=== WORK TO COMPLETE ===
Go through the listing beneath this task and return every line that carries the string "type".

=== RAW DATA ===

******

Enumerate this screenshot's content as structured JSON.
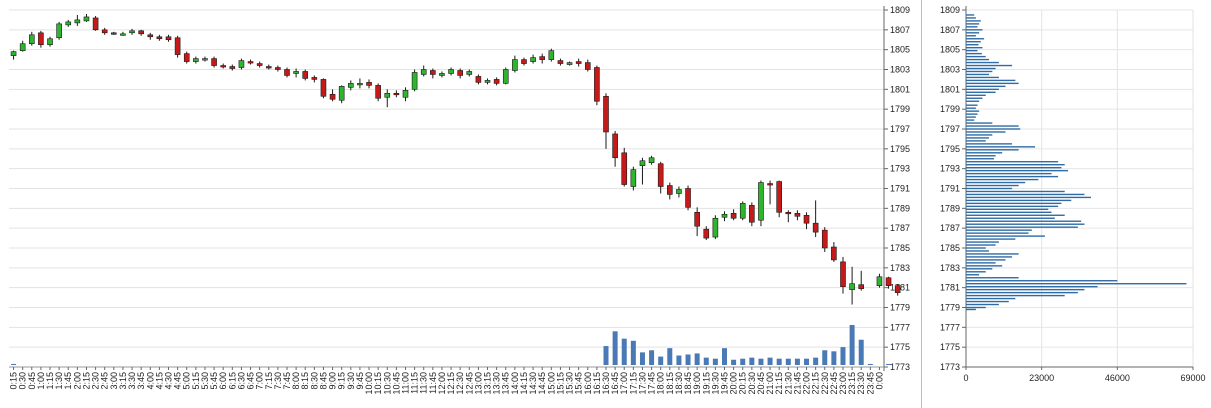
{
  "chart_data": [
    {
      "type": "candlestick",
      "price_axis": {
        "min": 1773,
        "max": 1809,
        "ticks": [
          1773,
          1775,
          1777,
          1779,
          1781,
          1783,
          1785,
          1787,
          1789,
          1791,
          1793,
          1795,
          1797,
          1799,
          1801,
          1803,
          1805,
          1807,
          1809
        ]
      },
      "x_tick_labels": [
        "0:15",
        "0:30",
        "0:45",
        "1:00",
        "1:15",
        "1:30",
        "1:45",
        "2:00",
        "2:15",
        "2:30",
        "2:45",
        "3:00",
        "3:15",
        "3:30",
        "3:45",
        "4:00",
        "4:15",
        "4:30",
        "4:45",
        "5:00",
        "5:15",
        "5:30",
        "5:45",
        "6:00",
        "6:15",
        "6:30",
        "6:45",
        "7:00",
        "7:15",
        "7:30",
        "7:45",
        "8:00",
        "8:15",
        "8:30",
        "8:45",
        "9:00",
        "9:15",
        "9:30",
        "9:45",
        "10:00",
        "10:15",
        "10:30",
        "10:45",
        "11:00",
        "11:15",
        "11:30",
        "11:45",
        "12:00",
        "12:15",
        "12:30",
        "12:45",
        "13:00",
        "13:15",
        "13:30",
        "13:45",
        "14:00",
        "14:15",
        "14:30",
        "14:45",
        "15:00",
        "15:15",
        "15:30",
        "15:45",
        "16:00",
        "16:15",
        "16:30",
        "16:45",
        "17:00",
        "17:15",
        "17:30",
        "17:45",
        "18:00",
        "18:15",
        "18:30",
        "18:45",
        "19:00",
        "19:15",
        "19:30",
        "19:45",
        "20:00",
        "20:15",
        "20:30",
        "20:45",
        "21:00",
        "21:15",
        "21:30",
        "21:45",
        "22:00",
        "22:15",
        "22:30",
        "22:45",
        "23:00",
        "23:15",
        "23:30",
        "23:45",
        "0:00"
      ],
      "candles": [
        [
          1804.4,
          1804.8,
          1804.0,
          1804.9
        ],
        [
          1804.9,
          1805.6,
          1804.8,
          1805.9
        ],
        [
          1805.6,
          1806.5,
          1805.4,
          1806.8
        ],
        [
          1806.7,
          1805.5,
          1805.2,
          1806.9
        ],
        [
          1805.5,
          1806.1,
          1805.3,
          1806.3
        ],
        [
          1806.2,
          1807.6,
          1806.0,
          1807.8
        ],
        [
          1807.5,
          1807.8,
          1807.3,
          1808.0
        ],
        [
          1807.7,
          1808.0,
          1807.4,
          1808.5
        ],
        [
          1807.9,
          1808.3,
          1807.8,
          1808.6
        ],
        [
          1808.2,
          1807.0,
          1806.9,
          1808.4
        ],
        [
          1807.0,
          1806.7,
          1806.5,
          1807.2
        ],
        [
          1806.7,
          1806.6,
          1806.5,
          1806.8
        ],
        [
          1806.6,
          1806.6,
          1806.4,
          1806.8
        ],
        [
          1806.7,
          1806.9,
          1806.5,
          1807.1
        ],
        [
          1806.9,
          1806.6,
          1806.4,
          1807.0
        ],
        [
          1806.5,
          1806.3,
          1806.0,
          1806.7
        ],
        [
          1806.3,
          1806.1,
          1805.9,
          1806.5
        ],
        [
          1806.3,
          1806.0,
          1805.8,
          1806.5
        ],
        [
          1806.2,
          1804.5,
          1804.2,
          1806.4
        ],
        [
          1804.6,
          1803.8,
          1803.6,
          1804.8
        ],
        [
          1803.8,
          1804.1,
          1803.6,
          1804.3
        ],
        [
          1804.0,
          1804.1,
          1803.8,
          1804.3
        ],
        [
          1804.1,
          1803.4,
          1803.2,
          1804.3
        ],
        [
          1803.4,
          1803.3,
          1803.1,
          1803.6
        ],
        [
          1803.3,
          1803.1,
          1802.9,
          1803.5
        ],
        [
          1803.2,
          1803.9,
          1803.0,
          1804.1
        ],
        [
          1803.8,
          1803.7,
          1803.5,
          1804.0
        ],
        [
          1803.6,
          1803.4,
          1803.2,
          1803.8
        ],
        [
          1803.3,
          1803.2,
          1803.0,
          1803.5
        ],
        [
          1803.2,
          1803.0,
          1802.8,
          1803.4
        ],
        [
          1803.0,
          1802.4,
          1802.2,
          1803.2
        ],
        [
          1802.6,
          1802.8,
          1802.2,
          1803.1
        ],
        [
          1802.8,
          1802.1,
          1801.9,
          1803.0
        ],
        [
          1802.2,
          1802.0,
          1801.7,
          1802.4
        ],
        [
          1802.0,
          1800.3,
          1800.1,
          1802.1
        ],
        [
          1800.5,
          1800.0,
          1799.8,
          1801.0
        ],
        [
          1799.9,
          1801.3,
          1799.6,
          1801.4
        ],
        [
          1801.2,
          1801.6,
          1800.9,
          1801.9
        ],
        [
          1801.5,
          1801.6,
          1801.1,
          1802.1
        ],
        [
          1801.7,
          1801.4,
          1801.1,
          1802.0
        ],
        [
          1801.4,
          1800.1,
          1799.8,
          1801.6
        ],
        [
          1800.2,
          1800.6,
          1799.2,
          1801.0
        ],
        [
          1800.6,
          1800.5,
          1800.2,
          1800.9
        ],
        [
          1800.2,
          1800.9,
          1799.8,
          1801.2
        ],
        [
          1801.0,
          1802.7,
          1800.8,
          1803.0
        ],
        [
          1802.5,
          1803.0,
          1802.3,
          1803.4
        ],
        [
          1802.9,
          1802.5,
          1802.1,
          1803.1
        ],
        [
          1802.4,
          1802.6,
          1802.2,
          1802.8
        ],
        [
          1802.6,
          1803.0,
          1802.4,
          1803.2
        ],
        [
          1802.9,
          1802.4,
          1802.1,
          1803.1
        ],
        [
          1802.5,
          1802.8,
          1802.3,
          1803.0
        ],
        [
          1802.3,
          1801.7,
          1801.5,
          1802.5
        ],
        [
          1801.7,
          1801.9,
          1801.5,
          1802.1
        ],
        [
          1802.0,
          1801.6,
          1801.4,
          1802.2
        ],
        [
          1801.6,
          1803.0,
          1801.5,
          1803.2
        ],
        [
          1802.9,
          1804.0,
          1802.7,
          1804.4
        ],
        [
          1804.0,
          1803.6,
          1803.4,
          1804.2
        ],
        [
          1803.8,
          1804.2,
          1803.6,
          1804.5
        ],
        [
          1804.3,
          1804.0,
          1803.6,
          1804.6
        ],
        [
          1804.0,
          1804.9,
          1803.8,
          1805.1
        ],
        [
          1803.9,
          1803.6,
          1803.4,
          1804.1
        ],
        [
          1803.5,
          1803.7,
          1803.4,
          1803.8
        ],
        [
          1803.8,
          1803.6,
          1803.3,
          1804.1
        ],
        [
          1803.7,
          1803.0,
          1802.8,
          1804.0
        ],
        [
          1803.2,
          1799.8,
          1799.4,
          1803.4
        ],
        [
          1800.3,
          1796.7,
          1795.0,
          1800.6
        ],
        [
          1796.5,
          1794.1,
          1793.2,
          1796.8
        ],
        [
          1794.6,
          1791.4,
          1791.2,
          1795.1
        ],
        [
          1791.2,
          1792.9,
          1790.8,
          1793.2
        ],
        [
          1793.3,
          1793.8,
          1791.4,
          1794.1
        ],
        [
          1793.6,
          1794.1,
          1793.4,
          1794.3
        ],
        [
          1793.5,
          1791.2,
          1790.5,
          1793.7
        ],
        [
          1791.3,
          1790.4,
          1789.9,
          1791.6
        ],
        [
          1790.5,
          1790.9,
          1790.1,
          1791.2
        ],
        [
          1791.0,
          1789.1,
          1788.8,
          1791.3
        ],
        [
          1788.6,
          1787.2,
          1786.2,
          1789.1
        ],
        [
          1786.9,
          1786.0,
          1785.8,
          1787.2
        ],
        [
          1786.1,
          1788.0,
          1785.9,
          1788.3
        ],
        [
          1788.1,
          1788.4,
          1787.7,
          1788.7
        ],
        [
          1788.5,
          1788.0,
          1787.8,
          1788.9
        ],
        [
          1788.0,
          1789.5,
          1787.8,
          1789.7
        ],
        [
          1789.3,
          1787.6,
          1787.2,
          1789.6
        ],
        [
          1787.8,
          1791.6,
          1787.2,
          1791.8
        ],
        [
          1791.5,
          1791.4,
          1789.4,
          1791.8
        ],
        [
          1791.7,
          1788.6,
          1788.1,
          1791.8
        ],
        [
          1788.6,
          1788.5,
          1787.6,
          1788.8
        ],
        [
          1788.5,
          1788.2,
          1787.8,
          1788.8
        ],
        [
          1788.3,
          1787.5,
          1786.9,
          1788.6
        ],
        [
          1787.5,
          1786.6,
          1786.1,
          1789.8
        ],
        [
          1786.8,
          1785.0,
          1784.6,
          1787.1
        ],
        [
          1785.1,
          1783.8,
          1783.6,
          1785.6
        ],
        [
          1783.6,
          1781.1,
          1780.4,
          1784.1
        ],
        [
          1780.8,
          1781.4,
          1779.3,
          1783.1
        ],
        [
          1781.3,
          1780.9,
          1780.7,
          1782.7
        ],
        null,
        [
          1781.2,
          1782.1,
          1781.0,
          1782.4
        ],
        [
          1782.0,
          1781.2,
          1780.9,
          1782.1
        ],
        [
          1781.2,
          1780.5,
          1780.2,
          1781.3
        ]
      ],
      "volume_bars": [
        1,
        0,
        0,
        0,
        0,
        0,
        0,
        0,
        0,
        0,
        0,
        0,
        0,
        0,
        0,
        0,
        0,
        0,
        0,
        0,
        0,
        0,
        0,
        0,
        0,
        0,
        0,
        0,
        0,
        0,
        0,
        0,
        0,
        0,
        0,
        0,
        0,
        0,
        0,
        0,
        0,
        0,
        0,
        0,
        0,
        0,
        0,
        0,
        0,
        0,
        0,
        0,
        0,
        0,
        0,
        0,
        0,
        0,
        0,
        0,
        0,
        0,
        0,
        0,
        0,
        18,
        32,
        25,
        23,
        12,
        14,
        8,
        16,
        9,
        10,
        11,
        7,
        6,
        16,
        5,
        6,
        7,
        6,
        7,
        6,
        6,
        6,
        6,
        7,
        14,
        13,
        17,
        38,
        24,
        1,
        0,
        1,
        0
      ],
      "colors": {
        "up": "#2db52d",
        "down": "#c51a1a",
        "outline": "#1a1a1a",
        "volume": "#4a7ab5",
        "grid": "#e3e3e3"
      }
    },
    {
      "type": "horizontal-bar",
      "title": "",
      "x_ticks": [
        0,
        23000,
        46000,
        69000
      ],
      "x_tick_labels": [
        "0",
        "23000",
        "46000",
        "69000"
      ],
      "xlim": [
        0,
        69000
      ],
      "y_axis": {
        "min": 1773,
        "max": 1809,
        "ticks": [
          1773,
          1775,
          1777,
          1779,
          1781,
          1783,
          1785,
          1787,
          1789,
          1791,
          1793,
          1795,
          1797,
          1799,
          1801,
          1803,
          1805,
          1807,
          1809
        ]
      },
      "profile": [
        [
          1808.5,
          2500
        ],
        [
          1808.2,
          3000
        ],
        [
          1807.9,
          4500
        ],
        [
          1807.6,
          4000
        ],
        [
          1807.3,
          3500
        ],
        [
          1807.0,
          5000
        ],
        [
          1806.7,
          4000
        ],
        [
          1806.4,
          3000
        ],
        [
          1806.1,
          5500
        ],
        [
          1805.8,
          4500
        ],
        [
          1805.5,
          3800
        ],
        [
          1805.2,
          5000
        ],
        [
          1804.9,
          3500
        ],
        [
          1804.6,
          4800
        ],
        [
          1804.3,
          6000
        ],
        [
          1804.0,
          7000
        ],
        [
          1803.7,
          10000
        ],
        [
          1803.4,
          14000
        ],
        [
          1803.1,
          9000
        ],
        [
          1802.8,
          8000
        ],
        [
          1802.5,
          7000
        ],
        [
          1802.2,
          10000
        ],
        [
          1801.9,
          15000
        ],
        [
          1801.6,
          16000
        ],
        [
          1801.3,
          12000
        ],
        [
          1801.0,
          10000
        ],
        [
          1800.7,
          9000
        ],
        [
          1800.4,
          6000
        ],
        [
          1800.1,
          5000
        ],
        [
          1799.8,
          4000
        ],
        [
          1799.4,
          3500
        ],
        [
          1799.1,
          3000
        ],
        [
          1798.8,
          4000
        ],
        [
          1798.5,
          3500
        ],
        [
          1798.2,
          3000
        ],
        [
          1797.9,
          2500
        ],
        [
          1797.6,
          8000
        ],
        [
          1797.3,
          16000
        ],
        [
          1797.0,
          16500
        ],
        [
          1796.7,
          12000
        ],
        [
          1796.4,
          8000
        ],
        [
          1796.1,
          7000
        ],
        [
          1795.8,
          6000
        ],
        [
          1795.5,
          14000
        ],
        [
          1795.2,
          21000
        ],
        [
          1794.9,
          16000
        ],
        [
          1794.6,
          11000
        ],
        [
          1794.3,
          9000
        ],
        [
          1794.0,
          8500
        ],
        [
          1793.7,
          28000
        ],
        [
          1793.4,
          30000
        ],
        [
          1793.1,
          29000
        ],
        [
          1792.8,
          31000
        ],
        [
          1792.5,
          26000
        ],
        [
          1792.2,
          28000
        ],
        [
          1791.9,
          22000
        ],
        [
          1791.6,
          18000
        ],
        [
          1791.3,
          16000
        ],
        [
          1791.0,
          14000
        ],
        [
          1790.7,
          30000
        ],
        [
          1790.4,
          36000
        ],
        [
          1790.1,
          38000
        ],
        [
          1789.8,
          32000
        ],
        [
          1789.5,
          29000
        ],
        [
          1789.2,
          28000
        ],
        [
          1788.9,
          25000
        ],
        [
          1788.6,
          26000
        ],
        [
          1788.3,
          30000
        ],
        [
          1788.0,
          27000
        ],
        [
          1787.7,
          35000
        ],
        [
          1787.4,
          36000
        ],
        [
          1787.1,
          34000
        ],
        [
          1786.8,
          20000
        ],
        [
          1786.5,
          19000
        ],
        [
          1786.2,
          24000
        ],
        [
          1785.9,
          15000
        ],
        [
          1785.6,
          10000
        ],
        [
          1785.3,
          9000
        ],
        [
          1785.0,
          6000
        ],
        [
          1784.7,
          7000
        ],
        [
          1784.4,
          16000
        ],
        [
          1784.1,
          14000
        ],
        [
          1783.8,
          12000
        ],
        [
          1783.5,
          9000
        ],
        [
          1783.2,
          11000
        ],
        [
          1782.9,
          8000
        ],
        [
          1782.6,
          6000
        ],
        [
          1782.3,
          4000
        ],
        [
          1782.0,
          16000
        ],
        [
          1781.7,
          46000
        ],
        [
          1781.4,
          67000
        ],
        [
          1781.1,
          40000
        ],
        [
          1780.8,
          36000
        ],
        [
          1780.5,
          34000
        ],
        [
          1780.2,
          30000
        ],
        [
          1779.9,
          15000
        ],
        [
          1779.6,
          13000
        ],
        [
          1779.3,
          10000
        ],
        [
          1779.0,
          6000
        ],
        [
          1778.8,
          3000
        ]
      ],
      "bar_color": "#2f6ca6"
    }
  ]
}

******

=== CORRECT OUTPUT ===
      "type": "candlestick",
      "type": "horizontal-bar",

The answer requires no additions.